Problem description: Only lines with the word "years" are needed; collect each of them from the listing below.

(Extracts from a graphics dataset)

◇ ◇ ◇ ◇

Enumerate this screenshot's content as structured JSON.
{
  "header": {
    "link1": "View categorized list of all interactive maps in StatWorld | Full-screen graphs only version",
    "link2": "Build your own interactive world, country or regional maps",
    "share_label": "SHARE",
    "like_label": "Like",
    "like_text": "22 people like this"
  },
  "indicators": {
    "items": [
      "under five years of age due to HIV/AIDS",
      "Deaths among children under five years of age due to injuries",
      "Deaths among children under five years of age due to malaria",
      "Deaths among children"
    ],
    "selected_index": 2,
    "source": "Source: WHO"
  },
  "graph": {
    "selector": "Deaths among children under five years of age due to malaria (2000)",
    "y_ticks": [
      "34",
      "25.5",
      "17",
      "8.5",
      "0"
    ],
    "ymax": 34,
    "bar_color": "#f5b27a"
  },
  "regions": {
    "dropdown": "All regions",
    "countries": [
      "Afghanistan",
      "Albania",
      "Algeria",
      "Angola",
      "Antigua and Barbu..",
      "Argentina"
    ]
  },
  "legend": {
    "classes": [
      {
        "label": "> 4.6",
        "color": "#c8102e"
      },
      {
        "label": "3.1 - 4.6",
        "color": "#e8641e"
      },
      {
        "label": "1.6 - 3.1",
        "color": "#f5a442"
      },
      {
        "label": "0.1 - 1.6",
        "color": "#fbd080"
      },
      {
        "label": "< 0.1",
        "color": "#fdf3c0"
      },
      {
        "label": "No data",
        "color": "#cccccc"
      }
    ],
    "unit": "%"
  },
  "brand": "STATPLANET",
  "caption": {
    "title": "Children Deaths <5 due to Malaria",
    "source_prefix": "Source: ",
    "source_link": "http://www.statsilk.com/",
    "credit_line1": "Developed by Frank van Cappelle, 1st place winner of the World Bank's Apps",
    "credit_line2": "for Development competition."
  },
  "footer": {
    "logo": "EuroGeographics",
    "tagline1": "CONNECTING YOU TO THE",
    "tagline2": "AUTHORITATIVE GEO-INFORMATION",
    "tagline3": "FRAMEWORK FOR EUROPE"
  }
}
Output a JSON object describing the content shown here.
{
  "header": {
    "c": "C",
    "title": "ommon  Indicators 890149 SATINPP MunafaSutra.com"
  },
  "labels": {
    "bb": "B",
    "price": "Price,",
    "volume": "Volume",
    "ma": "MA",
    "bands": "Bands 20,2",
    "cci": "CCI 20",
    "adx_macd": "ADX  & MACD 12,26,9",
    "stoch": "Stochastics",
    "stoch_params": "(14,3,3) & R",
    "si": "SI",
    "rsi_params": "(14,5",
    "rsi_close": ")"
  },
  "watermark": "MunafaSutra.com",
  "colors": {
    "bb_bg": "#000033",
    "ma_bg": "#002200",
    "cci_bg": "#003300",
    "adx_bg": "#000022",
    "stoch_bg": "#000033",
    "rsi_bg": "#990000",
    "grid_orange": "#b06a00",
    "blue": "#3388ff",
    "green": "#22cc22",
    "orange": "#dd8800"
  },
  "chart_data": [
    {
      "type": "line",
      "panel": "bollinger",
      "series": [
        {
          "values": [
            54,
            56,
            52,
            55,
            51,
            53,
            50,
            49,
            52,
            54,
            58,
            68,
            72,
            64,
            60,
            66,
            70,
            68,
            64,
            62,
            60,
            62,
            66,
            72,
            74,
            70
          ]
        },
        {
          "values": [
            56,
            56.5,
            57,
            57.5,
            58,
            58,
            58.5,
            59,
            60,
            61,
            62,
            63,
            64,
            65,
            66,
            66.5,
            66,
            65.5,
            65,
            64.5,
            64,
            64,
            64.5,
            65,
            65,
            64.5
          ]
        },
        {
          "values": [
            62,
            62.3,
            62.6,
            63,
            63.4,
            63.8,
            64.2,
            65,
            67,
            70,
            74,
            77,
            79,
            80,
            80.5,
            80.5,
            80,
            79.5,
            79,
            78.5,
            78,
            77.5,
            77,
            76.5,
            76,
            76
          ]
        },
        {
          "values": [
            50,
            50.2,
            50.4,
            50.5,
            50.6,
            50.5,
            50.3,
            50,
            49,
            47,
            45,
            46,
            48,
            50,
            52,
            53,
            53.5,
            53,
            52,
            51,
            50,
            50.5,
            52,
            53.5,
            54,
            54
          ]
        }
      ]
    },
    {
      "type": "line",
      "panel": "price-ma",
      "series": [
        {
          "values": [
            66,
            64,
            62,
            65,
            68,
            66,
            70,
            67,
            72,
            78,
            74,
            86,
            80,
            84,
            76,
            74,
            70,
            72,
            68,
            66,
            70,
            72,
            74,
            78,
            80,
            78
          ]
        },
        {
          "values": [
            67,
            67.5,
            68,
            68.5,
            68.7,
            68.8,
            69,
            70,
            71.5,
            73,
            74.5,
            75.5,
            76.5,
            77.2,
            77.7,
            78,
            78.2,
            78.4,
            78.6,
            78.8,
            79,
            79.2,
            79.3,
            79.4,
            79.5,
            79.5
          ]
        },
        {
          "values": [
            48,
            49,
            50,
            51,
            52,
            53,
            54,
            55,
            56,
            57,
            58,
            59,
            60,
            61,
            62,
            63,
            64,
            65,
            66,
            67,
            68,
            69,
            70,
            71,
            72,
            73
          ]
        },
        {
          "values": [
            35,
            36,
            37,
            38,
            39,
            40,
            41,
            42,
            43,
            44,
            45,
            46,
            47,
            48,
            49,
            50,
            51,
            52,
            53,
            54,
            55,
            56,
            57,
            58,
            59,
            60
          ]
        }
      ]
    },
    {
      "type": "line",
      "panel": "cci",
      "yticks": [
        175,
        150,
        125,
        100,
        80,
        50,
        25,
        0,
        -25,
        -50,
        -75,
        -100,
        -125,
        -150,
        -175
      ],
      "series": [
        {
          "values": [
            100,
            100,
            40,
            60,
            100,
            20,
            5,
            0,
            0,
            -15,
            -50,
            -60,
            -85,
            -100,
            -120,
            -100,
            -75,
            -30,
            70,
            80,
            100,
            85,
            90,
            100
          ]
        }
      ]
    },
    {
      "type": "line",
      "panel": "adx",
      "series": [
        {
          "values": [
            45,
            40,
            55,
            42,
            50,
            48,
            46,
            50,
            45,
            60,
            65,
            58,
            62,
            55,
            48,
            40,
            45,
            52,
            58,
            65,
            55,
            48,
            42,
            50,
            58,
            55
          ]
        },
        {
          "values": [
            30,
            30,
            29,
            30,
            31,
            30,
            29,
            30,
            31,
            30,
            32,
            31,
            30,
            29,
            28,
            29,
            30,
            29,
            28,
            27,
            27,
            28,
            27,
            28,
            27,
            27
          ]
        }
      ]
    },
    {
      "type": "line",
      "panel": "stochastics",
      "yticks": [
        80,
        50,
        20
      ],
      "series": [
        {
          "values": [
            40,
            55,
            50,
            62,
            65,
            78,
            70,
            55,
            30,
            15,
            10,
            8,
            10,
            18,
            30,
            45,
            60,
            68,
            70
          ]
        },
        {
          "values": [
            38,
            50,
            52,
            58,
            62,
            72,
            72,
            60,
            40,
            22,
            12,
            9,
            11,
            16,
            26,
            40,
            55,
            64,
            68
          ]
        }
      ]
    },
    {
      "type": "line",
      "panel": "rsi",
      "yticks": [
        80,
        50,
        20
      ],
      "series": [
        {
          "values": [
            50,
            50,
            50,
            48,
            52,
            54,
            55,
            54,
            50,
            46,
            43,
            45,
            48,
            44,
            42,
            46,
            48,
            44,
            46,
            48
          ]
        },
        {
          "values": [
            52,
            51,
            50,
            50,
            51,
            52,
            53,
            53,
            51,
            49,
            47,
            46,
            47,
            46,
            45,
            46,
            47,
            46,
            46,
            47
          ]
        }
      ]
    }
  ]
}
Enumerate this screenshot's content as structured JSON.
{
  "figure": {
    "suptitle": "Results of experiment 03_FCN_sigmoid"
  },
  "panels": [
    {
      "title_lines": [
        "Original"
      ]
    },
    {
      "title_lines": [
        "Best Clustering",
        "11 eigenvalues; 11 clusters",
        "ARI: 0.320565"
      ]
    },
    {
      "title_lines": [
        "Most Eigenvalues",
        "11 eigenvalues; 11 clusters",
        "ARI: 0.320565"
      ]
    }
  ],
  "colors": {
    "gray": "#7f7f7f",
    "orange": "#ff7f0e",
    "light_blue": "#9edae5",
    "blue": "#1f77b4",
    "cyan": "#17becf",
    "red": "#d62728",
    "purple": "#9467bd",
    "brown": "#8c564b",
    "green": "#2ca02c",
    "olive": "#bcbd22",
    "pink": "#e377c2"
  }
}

◇ ◇ ◇ ◇

Task answer:
      "under five years of age due to HIV/AIDS",
      "Deaths among children under five years of age due to injuries",
      "Deaths among children under five years of age due to malaria",
    "selector": "Deaths among children under five years of age due to malaria (2000)",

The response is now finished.